The records underneath are to be repeated exactly, with the pictures left out.

Stored entries:
==*==

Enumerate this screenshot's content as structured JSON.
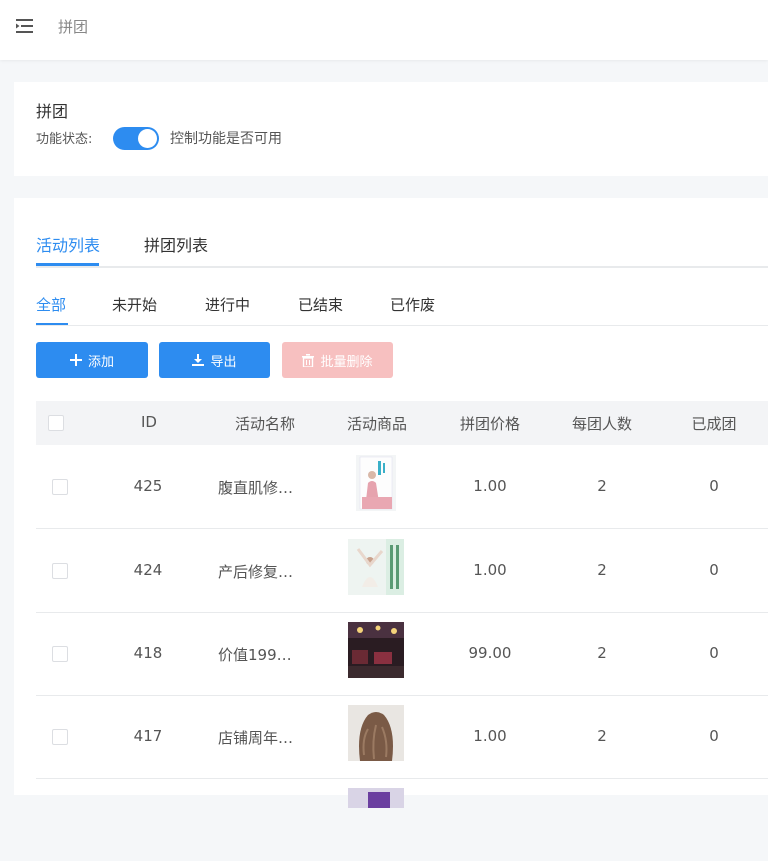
{
  "header": {
    "title": "拼团",
    "menu_icon": "menu-fold-icon"
  },
  "status_card": {
    "title": "拼团",
    "state_label": "功能状态:",
    "switch_on": true,
    "state_desc": "控制功能是否可用"
  },
  "tabs": [
    {
      "label": "活动列表",
      "active": true
    },
    {
      "label": "拼团列表",
      "active": false
    }
  ],
  "subtabs": [
    {
      "label": "全部",
      "active": true
    },
    {
      "label": "未开始",
      "active": false
    },
    {
      "label": "进行中",
      "active": false
    },
    {
      "label": "已结束",
      "active": false
    },
    {
      "label": "已作废",
      "active": false
    }
  ],
  "toolbar": {
    "add_label": "添加",
    "export_label": "导出",
    "batch_delete_label": "批量删除"
  },
  "colors": {
    "primary": "#2d8cf0",
    "danger_disabled": "#f7c0c0"
  },
  "table": {
    "columns": [
      "ID",
      "活动名称",
      "活动商品",
      "拼团价格",
      "每团人数",
      "已成团"
    ],
    "rows": [
      {
        "id": "425",
        "name": "腹直肌修…",
        "image": "book-cover-pink",
        "price": "1.00",
        "members": "2",
        "formed": "0"
      },
      {
        "id": "424",
        "name": "产后修复…",
        "image": "yoga-poster",
        "price": "1.00",
        "members": "2",
        "formed": "0"
      },
      {
        "id": "418",
        "name": "价值199…",
        "image": "salon-interior",
        "price": "99.00",
        "members": "2",
        "formed": "0"
      },
      {
        "id": "417",
        "name": "店铺周年…",
        "image": "curly-hair",
        "price": "1.00",
        "members": "2",
        "formed": "0"
      }
    ]
  }
}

==*==

FINISHED ANSWER>
Enumerate this screenshot's content as structured JSON.
{
  "header": {
    "title": "拼团",
    "menu_icon": "menu-fold-icon"
  },
  "status_card": {
    "title": "拼团",
    "state_label": "功能状态:",
    "switch_on": true,
    "state_desc": "控制功能是否可用"
  },
  "tabs": [
    {
      "label": "活动列表",
      "active": true
    },
    {
      "label": "拼团列表",
      "active": false
    }
  ],
  "subtabs": [
    {
      "label": "全部",
      "active": true
    },
    {
      "label": "未开始",
      "active": false
    },
    {
      "label": "进行中",
      "active": false
    },
    {
      "label": "已结束",
      "active": false
    },
    {
      "label": "已作废",
      "active": false
    }
  ],
  "toolbar": {
    "add_label": "添加",
    "export_label": "导出",
    "batch_delete_label": "批量删除"
  },
  "colors": {
    "primary": "#2d8cf0",
    "danger_disabled": "#f7c0c0"
  },
  "table": {
    "columns": [
      "ID",
      "活动名称",
      "活动商品",
      "拼团价格",
      "每团人数",
      "已成团"
    ],
    "rows": [
      {
        "id": "425",
        "name": "腹直肌修…",
        "image": "book-cover-pink",
        "price": "1.00",
        "members": "2",
        "formed": "0"
      },
      {
        "id": "424",
        "name": "产后修复…",
        "image": "yoga-poster",
        "price": "1.00",
        "members": "2",
        "formed": "0"
      },
      {
        "id": "418",
        "name": "价值199…",
        "image": "salon-interior",
        "price": "99.00",
        "members": "2",
        "formed": "0"
      },
      {
        "id": "417",
        "name": "店铺周年…",
        "image": "curly-hair",
        "price": "1.00",
        "members": "2",
        "formed": "0"
      }
    ]
  }
}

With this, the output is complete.